══ Data to process ══

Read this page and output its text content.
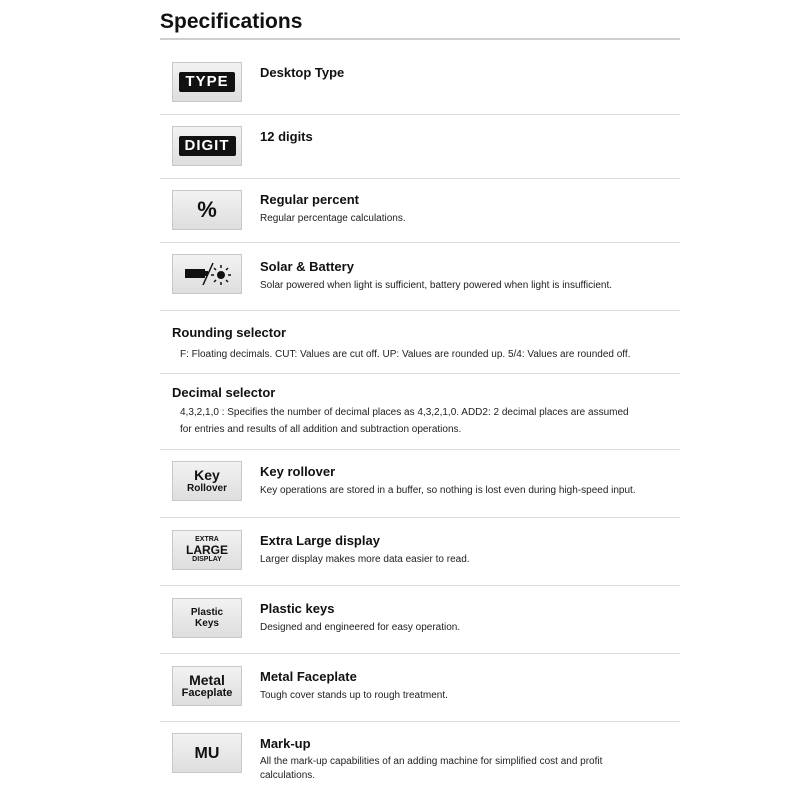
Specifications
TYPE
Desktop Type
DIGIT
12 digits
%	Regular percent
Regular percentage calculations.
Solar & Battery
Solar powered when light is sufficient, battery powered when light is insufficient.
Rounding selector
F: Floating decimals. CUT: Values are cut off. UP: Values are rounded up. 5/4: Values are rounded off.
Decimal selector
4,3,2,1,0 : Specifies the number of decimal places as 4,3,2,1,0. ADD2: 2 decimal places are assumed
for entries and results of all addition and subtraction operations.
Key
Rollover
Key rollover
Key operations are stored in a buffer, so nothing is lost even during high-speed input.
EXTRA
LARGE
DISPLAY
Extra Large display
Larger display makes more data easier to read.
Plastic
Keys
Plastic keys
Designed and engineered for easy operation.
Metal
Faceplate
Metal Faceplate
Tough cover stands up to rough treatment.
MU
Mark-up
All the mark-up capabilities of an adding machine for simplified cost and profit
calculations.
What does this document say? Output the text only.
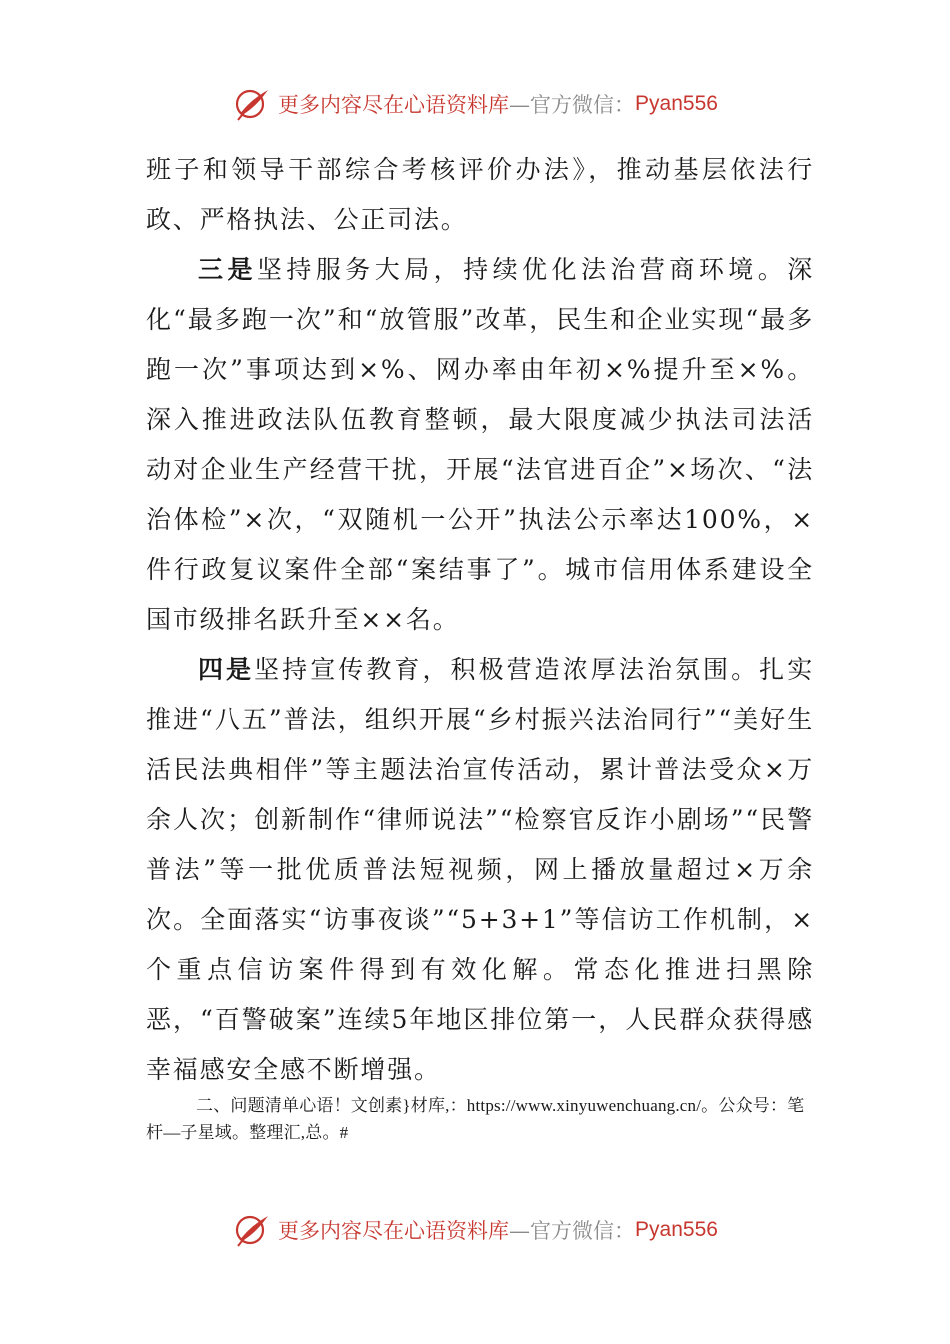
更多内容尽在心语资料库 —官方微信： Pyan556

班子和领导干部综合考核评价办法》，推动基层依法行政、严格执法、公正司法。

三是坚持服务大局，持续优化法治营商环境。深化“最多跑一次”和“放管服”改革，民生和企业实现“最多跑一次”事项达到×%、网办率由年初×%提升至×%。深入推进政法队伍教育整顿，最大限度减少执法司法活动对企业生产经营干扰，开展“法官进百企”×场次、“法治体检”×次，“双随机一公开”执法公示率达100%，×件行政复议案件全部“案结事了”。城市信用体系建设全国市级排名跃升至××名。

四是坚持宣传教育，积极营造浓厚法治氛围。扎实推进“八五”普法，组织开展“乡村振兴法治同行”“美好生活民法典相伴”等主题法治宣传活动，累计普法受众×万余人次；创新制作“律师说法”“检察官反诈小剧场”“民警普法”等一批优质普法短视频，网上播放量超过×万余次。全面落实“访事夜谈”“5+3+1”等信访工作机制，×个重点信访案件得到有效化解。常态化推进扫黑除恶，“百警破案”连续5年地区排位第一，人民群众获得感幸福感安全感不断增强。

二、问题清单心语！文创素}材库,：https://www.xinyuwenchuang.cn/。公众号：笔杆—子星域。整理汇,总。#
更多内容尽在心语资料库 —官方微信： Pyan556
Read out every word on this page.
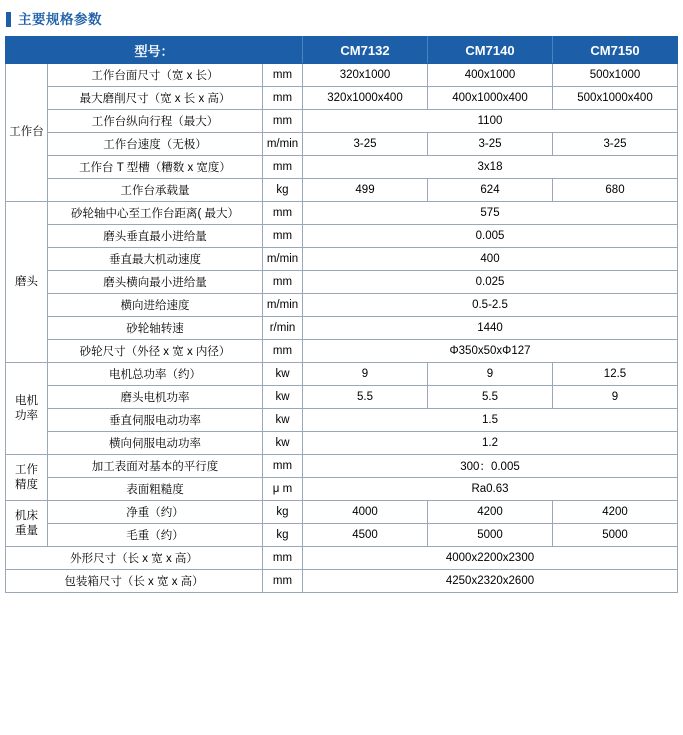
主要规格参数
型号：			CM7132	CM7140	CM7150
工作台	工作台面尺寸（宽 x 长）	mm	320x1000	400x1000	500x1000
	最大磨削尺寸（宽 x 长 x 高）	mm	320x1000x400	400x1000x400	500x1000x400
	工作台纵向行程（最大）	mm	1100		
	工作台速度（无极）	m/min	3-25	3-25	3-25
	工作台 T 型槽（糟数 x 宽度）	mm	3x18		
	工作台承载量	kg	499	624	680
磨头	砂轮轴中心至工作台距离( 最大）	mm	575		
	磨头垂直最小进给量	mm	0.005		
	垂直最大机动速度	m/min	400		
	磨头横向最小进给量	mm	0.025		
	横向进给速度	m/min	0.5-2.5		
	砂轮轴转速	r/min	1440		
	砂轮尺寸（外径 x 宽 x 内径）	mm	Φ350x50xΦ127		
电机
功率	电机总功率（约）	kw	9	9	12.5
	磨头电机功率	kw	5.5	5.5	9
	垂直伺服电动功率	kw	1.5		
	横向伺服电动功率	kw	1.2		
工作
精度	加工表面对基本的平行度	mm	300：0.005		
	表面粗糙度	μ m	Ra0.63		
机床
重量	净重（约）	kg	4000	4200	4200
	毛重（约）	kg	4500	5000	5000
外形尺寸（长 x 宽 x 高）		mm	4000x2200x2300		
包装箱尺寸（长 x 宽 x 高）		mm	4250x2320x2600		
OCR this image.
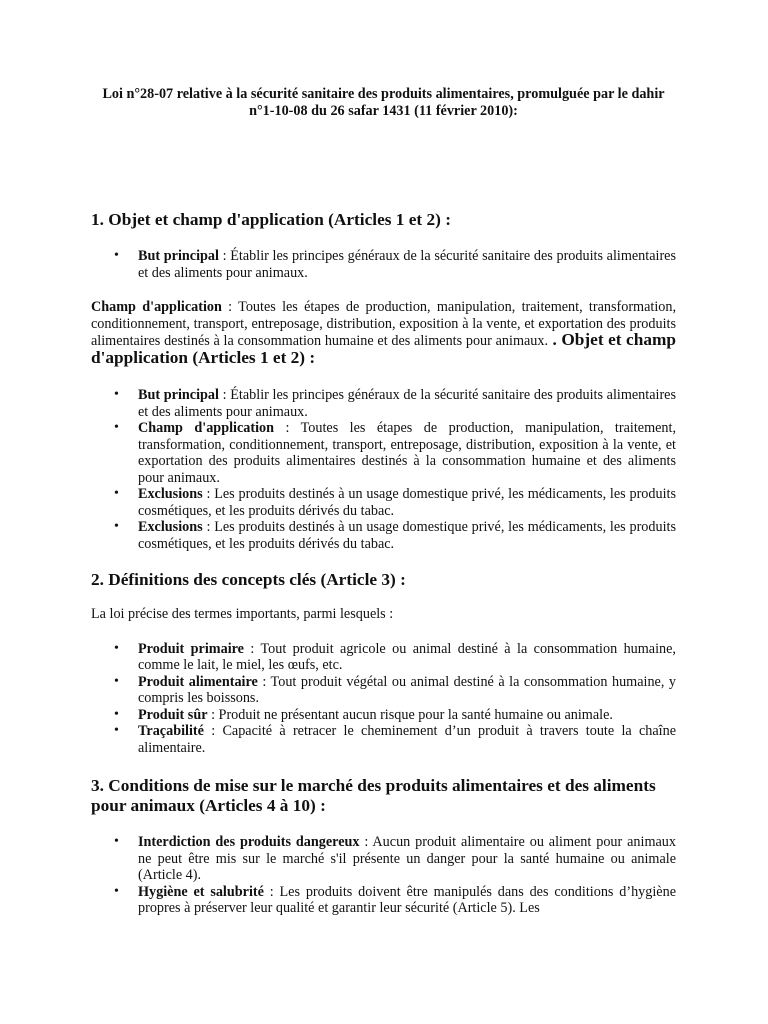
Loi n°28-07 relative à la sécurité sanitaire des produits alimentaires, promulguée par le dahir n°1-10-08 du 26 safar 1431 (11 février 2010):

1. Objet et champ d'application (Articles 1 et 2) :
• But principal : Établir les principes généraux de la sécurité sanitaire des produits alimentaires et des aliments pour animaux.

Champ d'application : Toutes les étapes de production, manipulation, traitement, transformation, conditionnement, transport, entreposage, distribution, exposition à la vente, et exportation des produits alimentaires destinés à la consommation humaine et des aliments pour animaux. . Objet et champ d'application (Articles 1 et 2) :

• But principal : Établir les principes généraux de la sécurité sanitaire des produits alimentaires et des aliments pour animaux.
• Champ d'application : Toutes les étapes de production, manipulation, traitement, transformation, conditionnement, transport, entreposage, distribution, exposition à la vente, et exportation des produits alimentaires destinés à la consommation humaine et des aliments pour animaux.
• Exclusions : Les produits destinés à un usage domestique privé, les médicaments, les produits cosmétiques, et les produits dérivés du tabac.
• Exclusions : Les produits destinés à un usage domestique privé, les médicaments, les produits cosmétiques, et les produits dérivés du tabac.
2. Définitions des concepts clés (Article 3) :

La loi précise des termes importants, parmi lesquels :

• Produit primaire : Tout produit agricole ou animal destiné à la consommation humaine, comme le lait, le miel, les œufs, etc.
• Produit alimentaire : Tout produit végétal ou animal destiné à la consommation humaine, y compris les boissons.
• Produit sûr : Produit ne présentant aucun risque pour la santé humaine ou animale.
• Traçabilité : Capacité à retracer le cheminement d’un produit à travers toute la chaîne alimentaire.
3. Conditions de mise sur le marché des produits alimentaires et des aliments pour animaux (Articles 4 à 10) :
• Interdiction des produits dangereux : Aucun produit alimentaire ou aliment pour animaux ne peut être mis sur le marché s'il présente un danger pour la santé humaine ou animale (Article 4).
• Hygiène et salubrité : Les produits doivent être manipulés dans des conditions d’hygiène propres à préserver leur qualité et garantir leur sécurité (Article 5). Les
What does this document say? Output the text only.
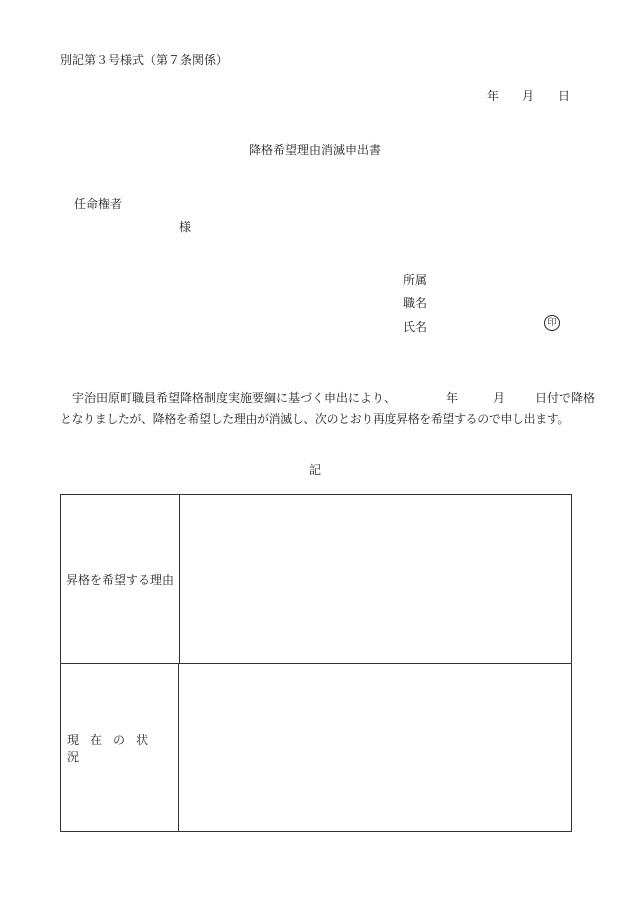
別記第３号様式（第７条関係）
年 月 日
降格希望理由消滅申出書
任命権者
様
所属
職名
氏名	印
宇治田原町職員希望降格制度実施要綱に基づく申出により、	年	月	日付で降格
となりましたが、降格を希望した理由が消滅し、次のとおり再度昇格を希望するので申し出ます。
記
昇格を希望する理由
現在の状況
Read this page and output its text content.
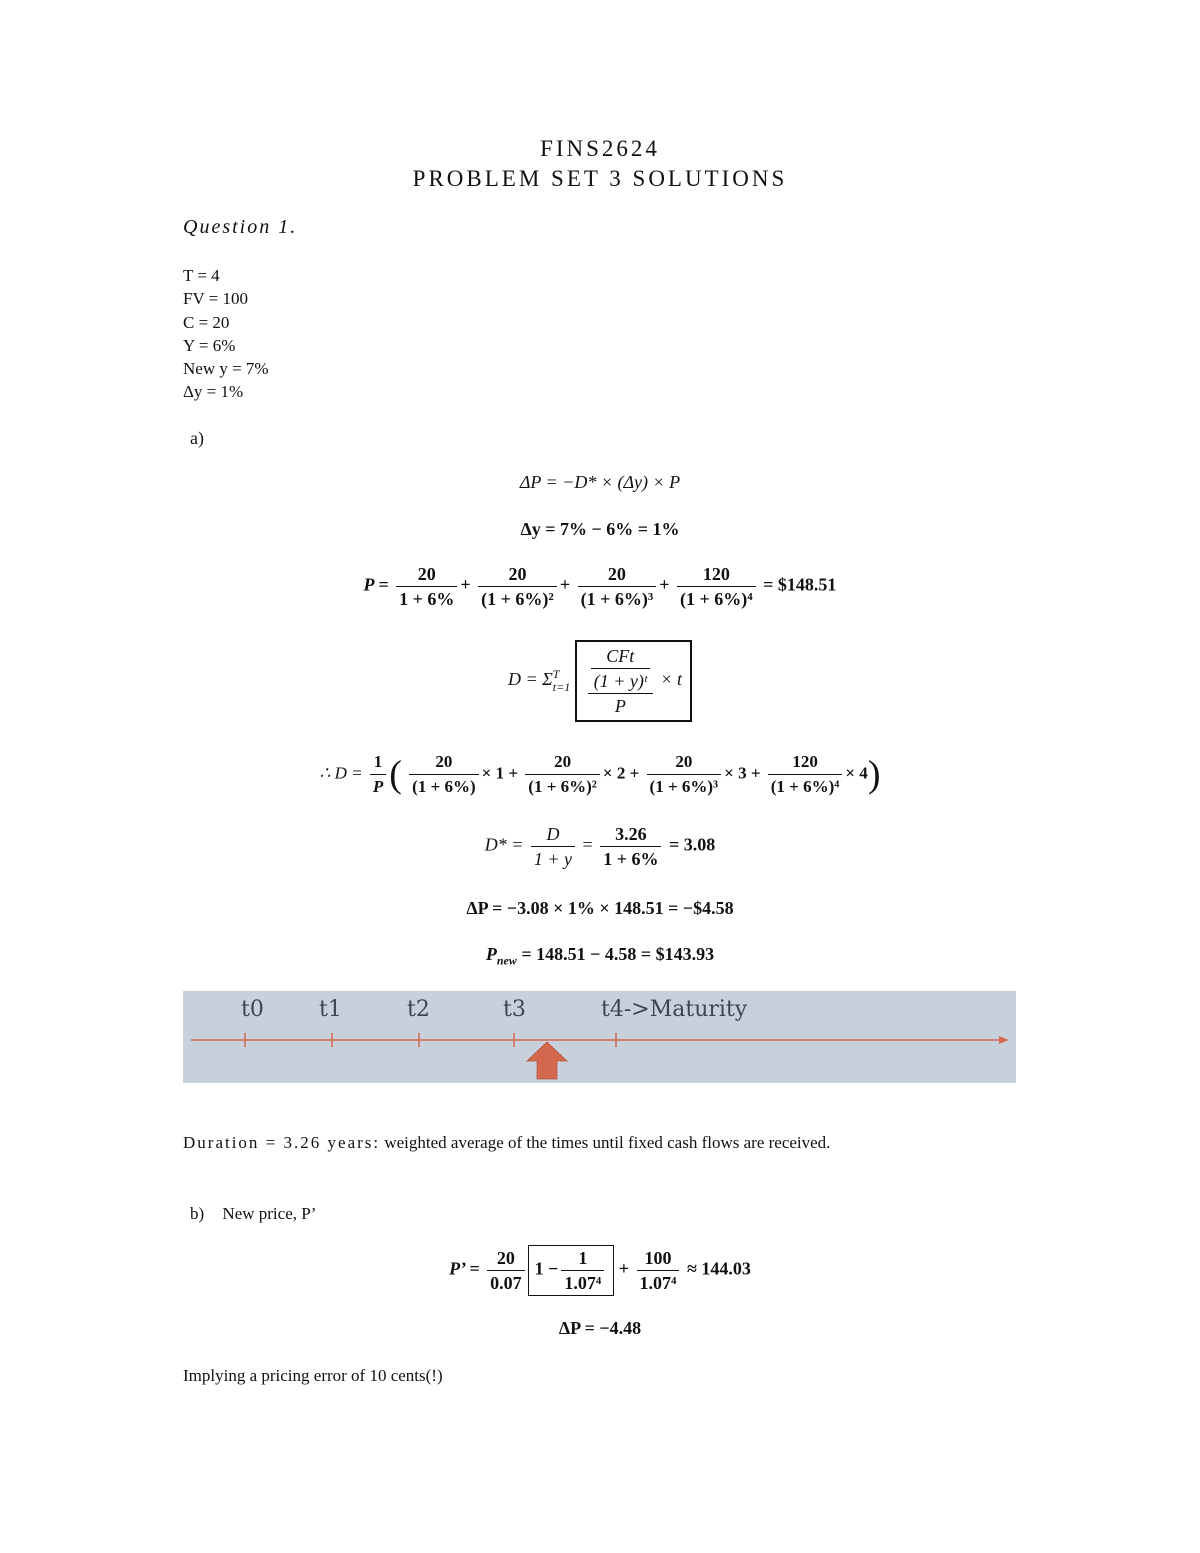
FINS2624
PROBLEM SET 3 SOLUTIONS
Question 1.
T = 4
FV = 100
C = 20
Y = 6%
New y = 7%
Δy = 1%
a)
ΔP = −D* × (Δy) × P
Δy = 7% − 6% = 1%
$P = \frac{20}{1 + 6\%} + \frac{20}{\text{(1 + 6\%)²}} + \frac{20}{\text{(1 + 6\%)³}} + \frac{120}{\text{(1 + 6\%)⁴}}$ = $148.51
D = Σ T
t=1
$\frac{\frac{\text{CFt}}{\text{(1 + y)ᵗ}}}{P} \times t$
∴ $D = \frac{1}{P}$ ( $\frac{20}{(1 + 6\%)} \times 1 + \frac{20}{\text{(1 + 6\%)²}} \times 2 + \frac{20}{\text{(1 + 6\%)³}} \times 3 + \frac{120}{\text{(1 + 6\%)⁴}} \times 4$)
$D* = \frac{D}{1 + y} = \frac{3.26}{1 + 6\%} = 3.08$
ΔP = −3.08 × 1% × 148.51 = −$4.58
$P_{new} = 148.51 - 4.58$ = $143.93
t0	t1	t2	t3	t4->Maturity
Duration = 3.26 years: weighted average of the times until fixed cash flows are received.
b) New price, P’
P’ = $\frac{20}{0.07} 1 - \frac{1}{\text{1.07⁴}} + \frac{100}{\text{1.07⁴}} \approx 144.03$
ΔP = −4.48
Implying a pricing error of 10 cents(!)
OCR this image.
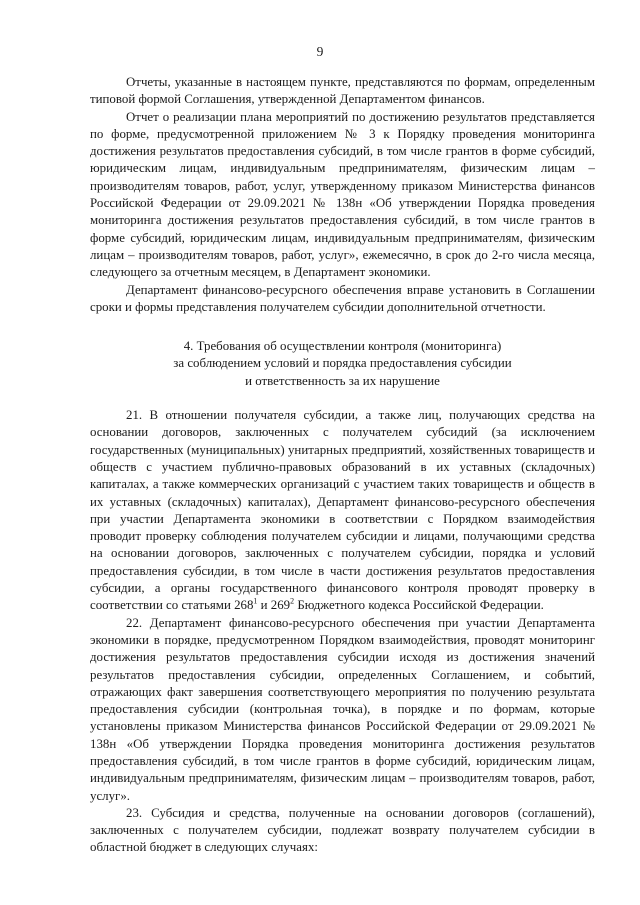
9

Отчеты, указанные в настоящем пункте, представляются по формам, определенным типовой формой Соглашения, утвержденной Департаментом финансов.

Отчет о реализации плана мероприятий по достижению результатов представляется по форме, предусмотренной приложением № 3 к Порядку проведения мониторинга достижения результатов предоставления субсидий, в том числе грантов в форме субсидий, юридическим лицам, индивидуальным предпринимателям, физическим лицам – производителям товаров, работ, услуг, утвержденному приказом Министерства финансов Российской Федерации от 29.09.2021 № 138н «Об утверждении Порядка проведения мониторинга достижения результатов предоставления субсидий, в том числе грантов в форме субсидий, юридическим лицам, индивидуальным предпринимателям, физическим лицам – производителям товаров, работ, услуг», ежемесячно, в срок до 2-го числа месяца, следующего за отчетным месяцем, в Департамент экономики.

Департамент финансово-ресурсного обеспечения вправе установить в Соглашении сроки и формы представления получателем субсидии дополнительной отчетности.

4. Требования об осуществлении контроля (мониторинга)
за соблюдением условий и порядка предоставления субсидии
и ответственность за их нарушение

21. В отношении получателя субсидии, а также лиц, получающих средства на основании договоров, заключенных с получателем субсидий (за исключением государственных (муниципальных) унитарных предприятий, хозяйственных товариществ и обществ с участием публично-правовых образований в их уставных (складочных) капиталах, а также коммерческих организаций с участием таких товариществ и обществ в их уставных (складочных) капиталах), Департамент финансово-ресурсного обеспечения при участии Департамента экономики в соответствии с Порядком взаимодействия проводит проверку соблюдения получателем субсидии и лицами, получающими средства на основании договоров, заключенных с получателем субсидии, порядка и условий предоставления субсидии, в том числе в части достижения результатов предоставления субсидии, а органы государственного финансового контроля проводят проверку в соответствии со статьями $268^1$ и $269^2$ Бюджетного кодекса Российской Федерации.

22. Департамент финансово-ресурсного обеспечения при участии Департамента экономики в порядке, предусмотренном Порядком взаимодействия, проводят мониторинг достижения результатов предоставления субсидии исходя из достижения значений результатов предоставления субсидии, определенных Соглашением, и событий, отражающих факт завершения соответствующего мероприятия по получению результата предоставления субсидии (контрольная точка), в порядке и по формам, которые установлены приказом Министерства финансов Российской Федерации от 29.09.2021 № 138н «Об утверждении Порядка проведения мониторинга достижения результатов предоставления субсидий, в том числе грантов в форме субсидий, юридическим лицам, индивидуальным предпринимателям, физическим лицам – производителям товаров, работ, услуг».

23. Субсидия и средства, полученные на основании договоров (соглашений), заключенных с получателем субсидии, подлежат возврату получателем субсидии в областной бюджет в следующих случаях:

═══

• [Problem statement]:
Find each line holding the string "operations" and copy it out.

• [Written answer]:
for entries and results of all addition and subtraction operations.
Key operations are stored in a buffer, so nothing is lost even during high-speed input.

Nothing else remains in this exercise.